### RECORDS TO USE ###

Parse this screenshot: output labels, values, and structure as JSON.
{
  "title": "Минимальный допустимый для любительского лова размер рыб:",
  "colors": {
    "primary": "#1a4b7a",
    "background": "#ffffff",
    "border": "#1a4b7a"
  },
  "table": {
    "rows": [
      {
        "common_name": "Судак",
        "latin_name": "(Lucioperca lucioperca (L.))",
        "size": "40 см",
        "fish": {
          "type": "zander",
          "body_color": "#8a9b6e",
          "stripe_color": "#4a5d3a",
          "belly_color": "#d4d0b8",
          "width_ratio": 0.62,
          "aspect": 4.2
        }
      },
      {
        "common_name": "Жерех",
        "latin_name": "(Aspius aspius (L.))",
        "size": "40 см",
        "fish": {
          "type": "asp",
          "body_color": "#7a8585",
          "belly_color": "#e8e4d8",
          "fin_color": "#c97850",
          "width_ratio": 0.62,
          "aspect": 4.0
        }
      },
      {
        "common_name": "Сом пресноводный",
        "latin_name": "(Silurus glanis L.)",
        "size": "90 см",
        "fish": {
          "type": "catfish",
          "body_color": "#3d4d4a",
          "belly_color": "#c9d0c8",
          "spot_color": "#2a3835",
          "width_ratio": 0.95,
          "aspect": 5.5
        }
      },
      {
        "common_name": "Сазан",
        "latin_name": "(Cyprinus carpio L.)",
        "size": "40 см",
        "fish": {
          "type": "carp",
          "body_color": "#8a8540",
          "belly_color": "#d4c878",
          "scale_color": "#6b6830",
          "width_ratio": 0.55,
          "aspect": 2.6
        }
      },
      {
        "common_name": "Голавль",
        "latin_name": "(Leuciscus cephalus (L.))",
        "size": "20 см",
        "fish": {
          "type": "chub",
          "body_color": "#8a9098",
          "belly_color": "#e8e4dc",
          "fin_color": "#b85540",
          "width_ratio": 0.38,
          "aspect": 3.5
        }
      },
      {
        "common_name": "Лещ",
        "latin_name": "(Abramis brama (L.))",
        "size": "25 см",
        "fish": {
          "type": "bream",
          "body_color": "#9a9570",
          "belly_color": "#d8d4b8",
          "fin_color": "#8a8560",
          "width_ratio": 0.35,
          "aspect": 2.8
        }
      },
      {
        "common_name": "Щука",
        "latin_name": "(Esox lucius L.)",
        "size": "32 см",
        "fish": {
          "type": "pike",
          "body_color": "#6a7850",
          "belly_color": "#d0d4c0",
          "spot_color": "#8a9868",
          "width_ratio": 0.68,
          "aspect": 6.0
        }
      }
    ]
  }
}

###

■ TASK DETAILS ■
Your task is to transcribe the listing above in full, exactly as given.

■ FINISHED TASK ■
Parse this screenshot: output labels, values, and structure as JSON.
{
  "title": "Минимальный допустимый для любительского лова размер рыб:",
  "colors": {
    "primary": "#1a4b7a",
    "background": "#ffffff",
    "border": "#1a4b7a"
  },
  "table": {
    "rows": [
      {
        "common_name": "Судак",
        "latin_name": "(Lucioperca lucioperca (L.))",
        "size": "40 см",
        "fish": {
          "type": "zander",
          "body_color": "#8a9b6e",
          "stripe_color": "#4a5d3a",
          "belly_color": "#d4d0b8",
          "width_ratio": 0.62,
          "aspect": 4.2
        }
      },
      {
        "common_name": "Жерех",
        "latin_name": "(Aspius aspius (L.))",
        "size": "40 см",
        "fish": {
          "type": "asp",
          "body_color": "#7a8585",
          "belly_color": "#e8e4d8",
          "fin_color": "#c97850",
          "width_ratio": 0.62,
          "aspect": 4.0
        }
      },
      {
        "common_name": "Сом пресноводный",
        "latin_name": "(Silurus glanis L.)",
        "size": "90 см",
        "fish": {
          "type": "catfish",
          "body_color": "#3d4d4a",
          "belly_color": "#c9d0c8",
          "spot_color": "#2a3835",
          "width_ratio": 0.95,
          "aspect": 5.5
        }
      },
      {
        "common_name": "Сазан",
        "latin_name": "(Cyprinus carpio L.)",
        "size": "40 см",
        "fish": {
          "type": "carp",
          "body_color": "#8a8540",
          "belly_color": "#d4c878",
          "scale_color": "#6b6830",
          "width_ratio": 0.55,
          "aspect": 2.6
        }
      },
      {
        "common_name": "Голавль",
        "latin_name": "(Leuciscus cephalus (L.))",
        "size": "20 см",
        "fish": {
          "type": "chub",
          "body_color": "#8a9098",
          "belly_color": "#e8e4dc",
          "fin_color": "#b85540",
          "width_ratio": 0.38,
          "aspect": 3.5
        }
      },
      {
        "common_name": "Лещ",
        "latin_name": "(Abramis brama (L.))",
        "size": "25 см",
        "fish": {
          "type": "bream",
          "body_color": "#9a9570",
          "belly_color": "#d8d4b8",
          "fin_color": "#8a8560",
          "width_ratio": 0.35,
          "aspect": 2.8
        }
      },
      {
        "common_name": "Щука",
        "latin_name": "(Esox lucius L.)",
        "size": "32 см",
        "fish": {
          "type": "pike",
          "body_color": "#6a7850",
          "belly_color": "#d0d4c0",
          "spot_color": "#8a9868",
          "width_ratio": 0.68,
          "aspect": 6.0
        }
      }
    ]
  }
}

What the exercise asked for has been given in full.